::: PASSAGE SHOWN :::
The delicate white blooms on Lee Gulley’s camellia plants are just a bonus. The real treasure is the new growth shoots at the top of his ornamental evergreens.
“It’s the tip and the top two leaves, that’s what you pick,” said Gulley, who is building a fledgling farm-to-cup tea leaf enterprise. He’s cultivated about 500 plants on his Lobelia property so far.
Growing tea wasn’t on his radar a few years back when he visited the Fayetteville Camellia Festival. But during the event, his family participated in a Japanese tea ceremony and Gulley was smitten.
Black tea, green tea, oolong tea and white tea are considered the four true teas. What’s remarkable is they’re all produced from the same species, the common tea plant or Camellia sinensis.
“I had always liked tea and they had a few tea plants for sale at the festival. Slowly I began to build up a collection and started doing more research. North Carolina is about as far north as you can go to successfully raise a tea crop.”
A landscaper by trade, Gulley has lived in the area since the 1980s. His brother owns Gulley’s Garden Center in downtown Southern Pines. Both grew up in tobacco country in Edgecombe County.
“Our entire family enjoys growing things. On my own, I learned about tea, how to pick it and process it.”
Gulley also figured out that he’d need a whole lot of plants to produce enough material to market his tea commercially. He and his wife, Karen, established Pinehurst Tea Garden in the Lobelia community near Vass, where he grows his plants organically, though the farm is not officially certified as organic.
:::
**EXERCISE SET:**
**1.** Shorten the paragraph of the tea garden article that begins "Gulley also figured out" into a brief list that keeps its main facts.
**2.** Carry on with the tea garden article, starting after its last paragraph.
The material after the tea garden article isn't needed.
::: RECORDS PROVIDED :::
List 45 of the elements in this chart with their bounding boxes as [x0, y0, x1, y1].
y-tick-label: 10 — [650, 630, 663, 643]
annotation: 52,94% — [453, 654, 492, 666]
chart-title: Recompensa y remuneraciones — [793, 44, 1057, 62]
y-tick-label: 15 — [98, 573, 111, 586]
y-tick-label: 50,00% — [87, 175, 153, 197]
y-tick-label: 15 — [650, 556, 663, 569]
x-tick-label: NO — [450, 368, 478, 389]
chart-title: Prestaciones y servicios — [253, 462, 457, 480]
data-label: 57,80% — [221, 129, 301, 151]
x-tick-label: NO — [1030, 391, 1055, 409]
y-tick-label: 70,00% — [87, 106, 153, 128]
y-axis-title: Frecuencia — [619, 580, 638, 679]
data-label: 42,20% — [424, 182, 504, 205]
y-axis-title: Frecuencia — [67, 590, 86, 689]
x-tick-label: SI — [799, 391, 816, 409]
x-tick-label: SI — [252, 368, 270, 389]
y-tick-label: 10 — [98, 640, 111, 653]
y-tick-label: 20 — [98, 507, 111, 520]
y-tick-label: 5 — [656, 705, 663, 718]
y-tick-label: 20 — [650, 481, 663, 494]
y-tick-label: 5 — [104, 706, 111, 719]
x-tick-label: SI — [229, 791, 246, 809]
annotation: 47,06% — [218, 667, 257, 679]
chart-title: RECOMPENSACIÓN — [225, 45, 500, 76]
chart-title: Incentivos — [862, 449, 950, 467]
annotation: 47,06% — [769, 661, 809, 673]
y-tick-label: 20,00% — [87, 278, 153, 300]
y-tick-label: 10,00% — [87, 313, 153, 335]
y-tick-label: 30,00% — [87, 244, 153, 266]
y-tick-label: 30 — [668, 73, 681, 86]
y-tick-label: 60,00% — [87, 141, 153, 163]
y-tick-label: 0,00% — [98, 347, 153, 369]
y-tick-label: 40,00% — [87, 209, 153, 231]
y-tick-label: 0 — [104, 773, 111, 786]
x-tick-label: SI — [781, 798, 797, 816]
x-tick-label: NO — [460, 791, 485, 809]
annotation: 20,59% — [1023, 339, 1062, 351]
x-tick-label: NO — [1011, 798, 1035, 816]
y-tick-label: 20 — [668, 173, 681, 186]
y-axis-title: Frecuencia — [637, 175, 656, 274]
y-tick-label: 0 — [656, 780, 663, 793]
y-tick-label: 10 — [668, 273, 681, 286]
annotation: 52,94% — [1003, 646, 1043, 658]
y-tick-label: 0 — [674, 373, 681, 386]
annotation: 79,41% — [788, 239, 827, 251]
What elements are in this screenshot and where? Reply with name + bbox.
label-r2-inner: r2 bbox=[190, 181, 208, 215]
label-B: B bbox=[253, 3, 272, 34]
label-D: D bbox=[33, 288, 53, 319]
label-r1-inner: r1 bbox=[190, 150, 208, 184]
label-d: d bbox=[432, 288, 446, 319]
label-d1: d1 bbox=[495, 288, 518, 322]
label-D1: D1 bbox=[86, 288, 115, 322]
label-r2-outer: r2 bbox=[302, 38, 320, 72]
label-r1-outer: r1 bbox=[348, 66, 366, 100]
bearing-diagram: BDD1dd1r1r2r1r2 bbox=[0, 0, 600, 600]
:::
**PER-TASK ANSWERS:**
**1.**
- Gulley realized he'd need a large number of plants to produce enough to sell his tea commercially.
- He and his wife, Karen, started Pinehurst Tea Garden in the Lobelia community near Vass.
- He grows his plants organically, though the farm isn't officially certified organic.

**2.**
Recently the couple constructed a processing shed with an outdoor gas-fired cooking area, thanks to a $7,700 grant through the University of Mount Olive AgPrime program. The funding is supported by the North Carolina Tobacco Trust Fund Commission and allocated to North Carolina farmers for new and/or innovative projects in communities that have been negatively impacted by the downturn of the tobacco economy.
Gulley said the watertight shed provides space to dry out and roll the tea leaves, and also means the operation can meet state food safety requirements. There are different processing methods for black tea and green tea, which are the two varieties he plans to specialize in. The goal is to begin selling commercially next spring.
“I’m still in the developmental stage,” he said, noting there’s been a steep learning curve, especially when it comes to roasting the green tea leaves properly. He’s also spent about four years perfecting when, where and how deep to prune the plants for best results.
Camellias are slow-growing but easily maintained. They are also heat and drought tolerant, and like sandy well-drained soil. The Sandhills are a pretty ideal fit, agriculturally, but Gulley said it still takes practice and patience.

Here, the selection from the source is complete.